(Extracted data entries)
[start]

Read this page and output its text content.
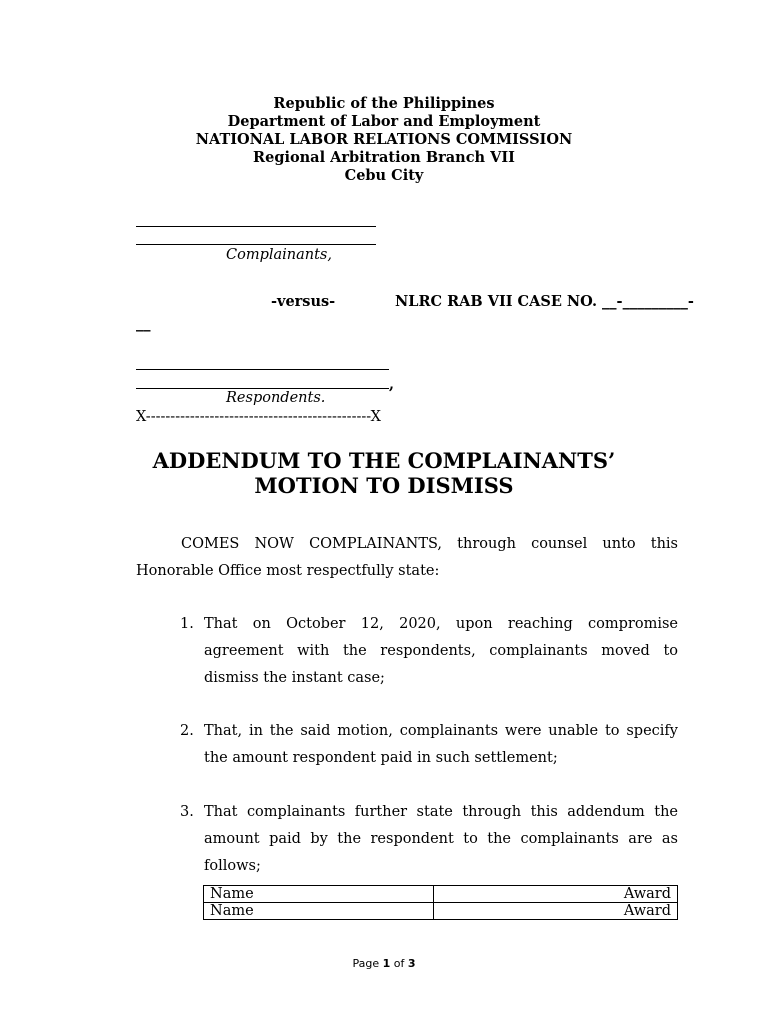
Republic of the Philippines
Department of Labor and Employment
NATIONAL LABOR RELATIONS COMMISSION
Regional Arbitration Branch VII
Cebu City
Complainants,
-versus-	NLRC RAB VII CASE NO. __-_________-
__
,
Respondents.
X----------------------------------------------X
ADDENDUM TO THE COMPLAINANTS’
MOTION TO DISMISS
COMES NOW COMPLAINANTS, through counsel unto this Honorable Office most respectfully state:
1. That on October 12, 2020, upon reaching compromise agreement with the respondents, complainants moved to dismiss the instant case;
2. That, in the said motion, complainants were unable to specify the amount respondent paid in such settlement;
3. That complainants further state through this addendum the amount paid by the respondent to the complainants are as follows;
Name	Award
Name	Award
Page 1 of 3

[end]

Exercise brief:
Reproduce the data above in full, exactly as it is, with the pictures left out.

Task solution:
Read this page and output its text content.
Republic of the Philippines
Department of Labor and Employment
NATIONAL LABOR RELATIONS COMMISSION
Regional Arbitration Branch VII
Cebu City
Complainants,
-versus-	NLRC RAB VII CASE NO. __-_________-
__
,
Respondents.
X----------------------------------------------X
ADDENDUM TO THE COMPLAINANTS’
MOTION TO DISMISS
COMES NOW COMPLAINANTS, through counsel unto this Honorable Office most respectfully state:
1. That on October 12, 2020, upon reaching compromise agreement with the respondents, complainants moved to dismiss the instant case;
2. That, in the said motion, complainants were unable to specify the amount respondent paid in such settlement;
3. That complainants further state through this addendum the amount paid by the respondent to the complainants are as follows;
Name	Award
Name	Award
Page 1 of 3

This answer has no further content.